### INSTRUCTIONS TO FOLLOW
Restate the full set of records exactly, without adding or dropping a word.

### THE DATA
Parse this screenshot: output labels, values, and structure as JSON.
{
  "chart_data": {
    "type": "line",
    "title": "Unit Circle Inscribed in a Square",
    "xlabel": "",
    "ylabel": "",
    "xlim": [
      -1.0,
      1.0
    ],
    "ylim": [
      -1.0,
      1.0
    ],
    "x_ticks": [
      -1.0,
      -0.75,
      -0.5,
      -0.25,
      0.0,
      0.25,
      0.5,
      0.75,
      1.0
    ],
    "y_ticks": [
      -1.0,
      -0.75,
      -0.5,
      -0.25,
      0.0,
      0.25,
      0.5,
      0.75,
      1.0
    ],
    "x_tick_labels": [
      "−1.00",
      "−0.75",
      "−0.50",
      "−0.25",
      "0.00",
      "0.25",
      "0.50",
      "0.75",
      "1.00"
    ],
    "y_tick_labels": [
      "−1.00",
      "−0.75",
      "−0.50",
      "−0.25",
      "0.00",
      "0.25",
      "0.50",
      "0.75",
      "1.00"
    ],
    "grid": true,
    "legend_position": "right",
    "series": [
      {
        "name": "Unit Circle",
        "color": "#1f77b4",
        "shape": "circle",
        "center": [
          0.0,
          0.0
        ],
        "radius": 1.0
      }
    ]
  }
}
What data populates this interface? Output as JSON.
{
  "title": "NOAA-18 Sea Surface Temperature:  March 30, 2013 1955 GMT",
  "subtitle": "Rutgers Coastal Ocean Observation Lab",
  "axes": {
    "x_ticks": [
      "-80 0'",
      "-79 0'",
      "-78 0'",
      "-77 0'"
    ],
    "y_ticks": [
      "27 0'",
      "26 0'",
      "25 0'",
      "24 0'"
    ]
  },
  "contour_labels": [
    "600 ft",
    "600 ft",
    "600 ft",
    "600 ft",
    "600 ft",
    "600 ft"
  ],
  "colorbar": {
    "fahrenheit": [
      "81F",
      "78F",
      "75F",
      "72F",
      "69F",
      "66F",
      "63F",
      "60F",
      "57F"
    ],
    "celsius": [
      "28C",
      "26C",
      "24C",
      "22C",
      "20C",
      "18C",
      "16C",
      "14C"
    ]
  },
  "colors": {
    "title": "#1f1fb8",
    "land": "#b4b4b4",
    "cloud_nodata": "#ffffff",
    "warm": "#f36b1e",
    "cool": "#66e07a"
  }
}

### TASK RESPONSE
Parse this screenshot: output labels, values, and structure as JSON.
{
  "chart_data": {
    "type": "line",
    "title": "Unit Circle Inscribed in a Square",
    "xlabel": "",
    "ylabel": "",
    "xlim": [
      -1.0,
      1.0
    ],
    "ylim": [
      -1.0,
      1.0
    ],
    "x_ticks": [
      -1.0,
      -0.75,
      -0.5,
      -0.25,
      0.0,
      0.25,
      0.5,
      0.75,
      1.0
    ],
    "y_ticks": [
      -1.0,
      -0.75,
      -0.5,
      -0.25,
      0.0,
      0.25,
      0.5,
      0.75,
      1.0
    ],
    "x_tick_labels": [
      "−1.00",
      "−0.75",
      "−0.50",
      "−0.25",
      "0.00",
      "0.25",
      "0.50",
      "0.75",
      "1.00"
    ],
    "y_tick_labels": [
      "−1.00",
      "−0.75",
      "−0.50",
      "−0.25",
      "0.00",
      "0.25",
      "0.50",
      "0.75",
      "1.00"
    ],
    "grid": true,
    "legend_position": "right",
    "series": [
      {
        "name": "Unit Circle",
        "color": "#1f77b4",
        "shape": "circle",
        "center": [
          0.0,
          0.0
        ],
        "radius": 1.0
      }
    ]
  }
}
What data populates this interface? Output as JSON.
{
  "title": "NOAA-18 Sea Surface Temperature:  March 30, 2013 1955 GMT",
  "subtitle": "Rutgers Coastal Ocean Observation Lab",
  "axes": {
    "x_ticks": [
      "-80 0'",
      "-79 0'",
      "-78 0'",
      "-77 0'"
    ],
    "y_ticks": [
      "27 0'",
      "26 0'",
      "25 0'",
      "24 0'"
    ]
  },
  "contour_labels": [
    "600 ft",
    "600 ft",
    "600 ft",
    "600 ft",
    "600 ft",
    "600 ft"
  ],
  "colorbar": {
    "fahrenheit": [
      "81F",
      "78F",
      "75F",
      "72F",
      "69F",
      "66F",
      "63F",
      "60F",
      "57F"
    ],
    "celsius": [
      "28C",
      "26C",
      "24C",
      "22C",
      "20C",
      "18C",
      "16C",
      "14C"
    ]
  },
  "colors": {
    "title": "#1f1fb8",
    "land": "#b4b4b4",
    "cloud_nodata": "#ffffff",
    "warm": "#f36b1e",
    "cool": "#66e07a"
  }
}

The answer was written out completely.